- DIRECTIONS
Without the images, write out all of the following entries exactly.

- DATASET EXTRACT
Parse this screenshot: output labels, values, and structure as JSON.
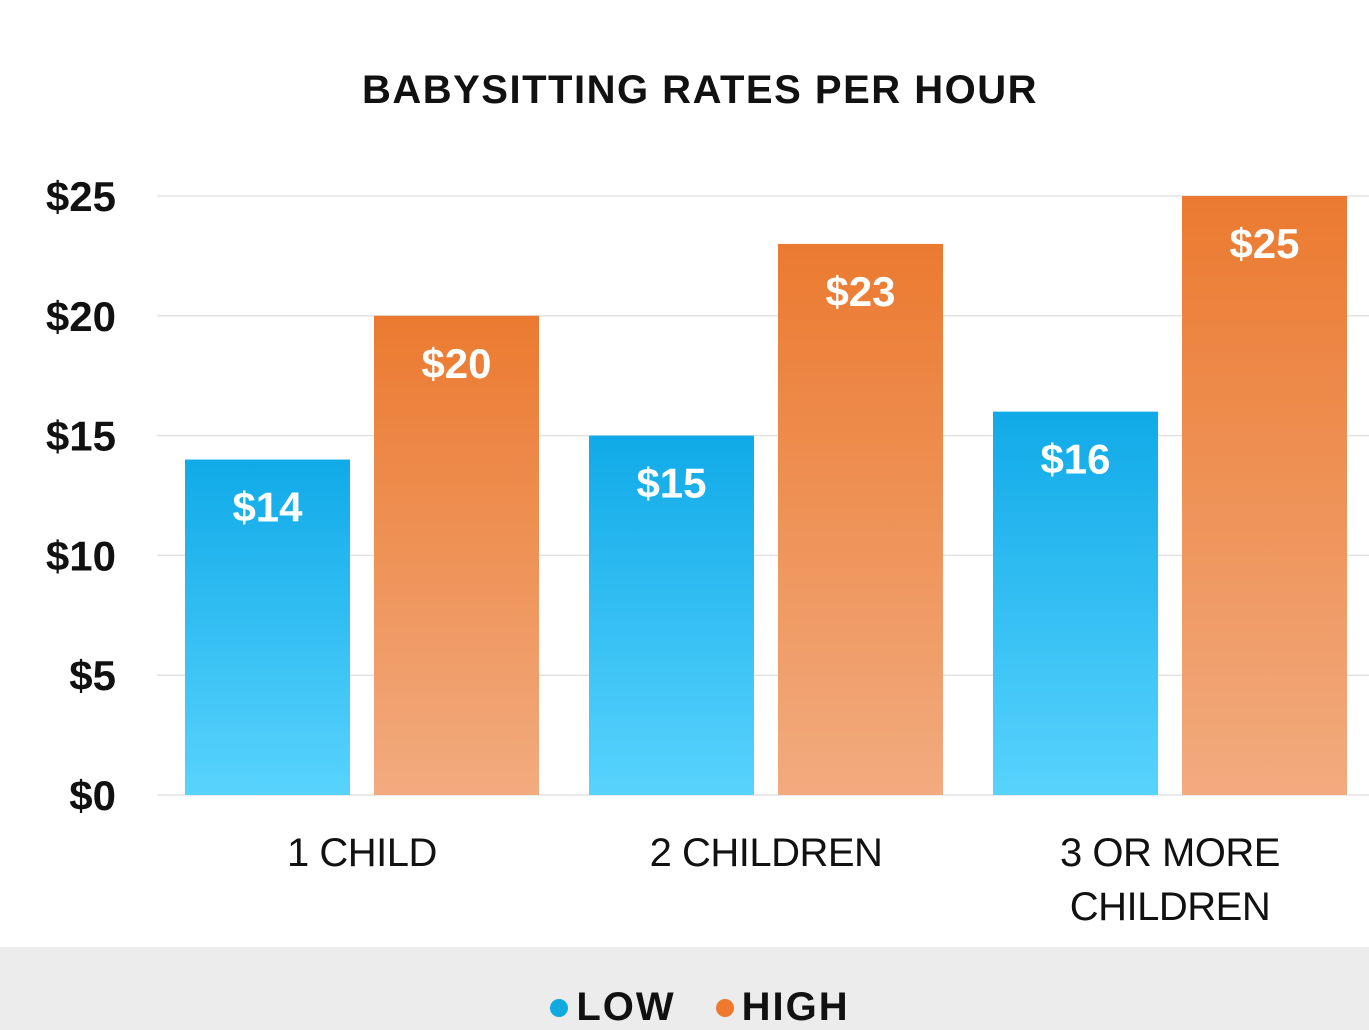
{
  "chart_data": {
    "type": "bar",
    "title": "BABYSITTING RATES PER HOUR",
    "categories": [
      [
        "1 CHILD"
      ],
      [
        "2 CHILDREN"
      ],
      [
        "3 OR MORE",
        "CHILDREN"
      ]
    ],
    "series": [
      {
        "name": "LOW",
        "values": [
          14,
          15,
          16
        ],
        "labels": [
          "$14",
          "$15",
          "$16"
        ],
        "color_top": "#10aae8",
        "color_bottom": "#58d3fd",
        "legend_color": "#12a9e0"
      },
      {
        "name": "HIGH",
        "values": [
          20,
          23,
          25
        ],
        "labels": [
          "$20",
          "$23",
          "$25"
        ],
        "color_top": "#eb7a30",
        "color_bottom": "#f2ab7f",
        "legend_color": "#ee7a30"
      }
    ],
    "ylim": [
      0,
      25
    ],
    "yticks": [
      0,
      5,
      10,
      15,
      20,
      25
    ],
    "ytick_labels": [
      "$0",
      "$5",
      "$10",
      "$15",
      "$20",
      "$25"
    ],
    "grid": true,
    "legend_position": "bottom"
  }
}
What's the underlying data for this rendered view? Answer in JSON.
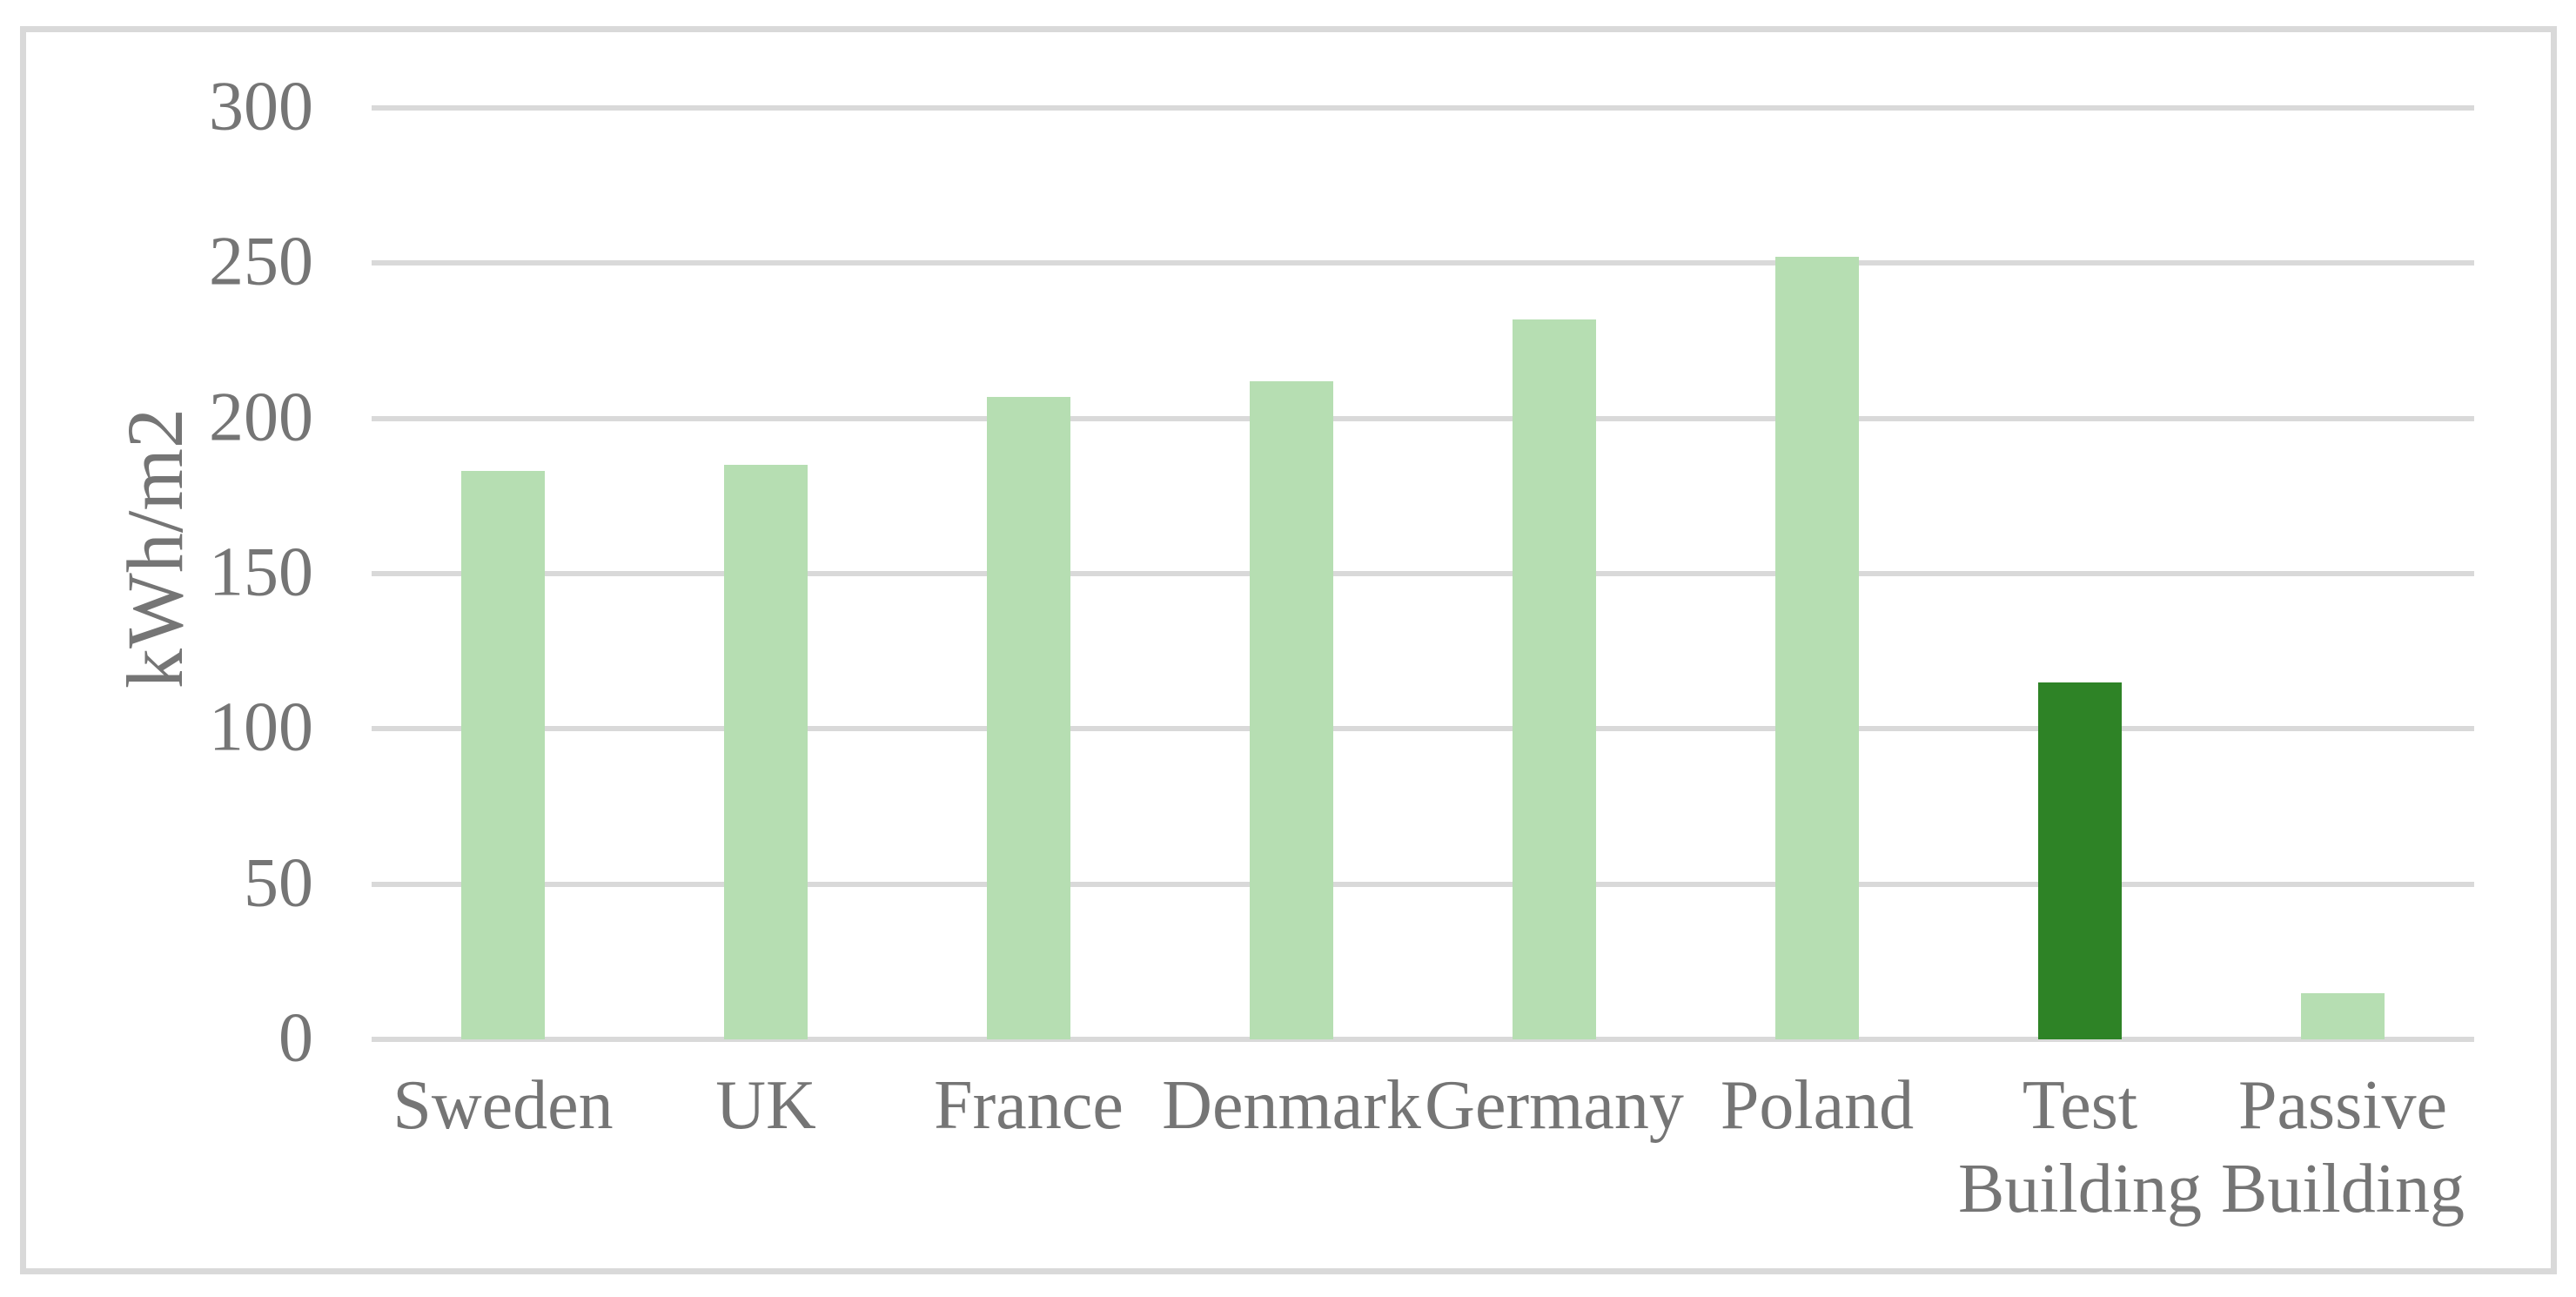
{
  "chart_data": {
    "type": "bar",
    "title": "",
    "xlabel": "",
    "ylabel": "kWh/m2",
    "categories": [
      "Sweden",
      "UK",
      "France",
      "Denmark",
      "Germany",
      "Poland",
      "Test Building",
      "Passive Building"
    ],
    "values": [
      183,
      185,
      207,
      212,
      232,
      252,
      115,
      15
    ],
    "bar_colors": [
      "#b6deb2",
      "#b6deb2",
      "#b6deb2",
      "#b6deb2",
      "#b6deb2",
      "#b6deb2",
      "#2e8326",
      "#b6deb2"
    ],
    "ylim": [
      0,
      300
    ],
    "yticks": [
      0,
      50,
      100,
      150,
      200,
      250,
      300
    ],
    "grid": "horizontal",
    "legend": "none"
  },
  "styles": {
    "bar_light_green": "#b6deb2",
    "bar_dark_green": "#2e8326",
    "gridline_color": "#d9d9d9",
    "frame_border_color": "#d9d9d9",
    "text_color": "#757575",
    "background": "#ffffff"
  }
}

- SOLUTION TO THIS EXERCISE
Parse this screenshot: output labels, values, and structure as JSON.
{
  "chart_data": {
    "type": "bar",
    "title": "BABYSITTING RATES PER HOUR",
    "categories": [
      [
        "1 CHILD"
      ],
      [
        "2 CHILDREN"
      ],
      [
        "3 OR MORE",
        "CHILDREN"
      ]
    ],
    "series": [
      {
        "name": "LOW",
        "values": [
          14,
          15,
          16
        ],
        "labels": [
          "$14",
          "$15",
          "$16"
        ],
        "color_top": "#10aae8",
        "color_bottom": "#58d3fd",
        "legend_color": "#12a9e0"
      },
      {
        "name": "HIGH",
        "values": [
          20,
          23,
          25
        ],
        "labels": [
          "$20",
          "$23",
          "$25"
        ],
        "color_top": "#eb7a30",
        "color_bottom": "#f2ab7f",
        "legend_color": "#ee7a30"
      }
    ],
    "ylim": [
      0,
      25
    ],
    "yticks": [
      0,
      5,
      10,
      15,
      20,
      25
    ],
    "ytick_labels": [
      "$0",
      "$5",
      "$10",
      "$15",
      "$20",
      "$25"
    ],
    "grid": true,
    "legend_position": "bottom"
  }
}
What's the underlying data for this rendered view? Answer in JSON.
{
  "chart_data": {
    "type": "bar",
    "title": "",
    "xlabel": "",
    "ylabel": "kWh/m2",
    "categories": [
      "Sweden",
      "UK",
      "France",
      "Denmark",
      "Germany",
      "Poland",
      "Test Building",
      "Passive Building"
    ],
    "values": [
      183,
      185,
      207,
      212,
      232,
      252,
      115,
      15
    ],
    "bar_colors": [
      "#b6deb2",
      "#b6deb2",
      "#b6deb2",
      "#b6deb2",
      "#b6deb2",
      "#b6deb2",
      "#2e8326",
      "#b6deb2"
    ],
    "ylim": [
      0,
      300
    ],
    "yticks": [
      0,
      50,
      100,
      150,
      200,
      250,
      300
    ],
    "grid": "horizontal",
    "legend": "none"
  },
  "styles": {
    "bar_light_green": "#b6deb2",
    "bar_dark_green": "#2e8326",
    "gridline_color": "#d9d9d9",
    "frame_border_color": "#d9d9d9",
    "text_color": "#757575",
    "background": "#ffffff"
  }
}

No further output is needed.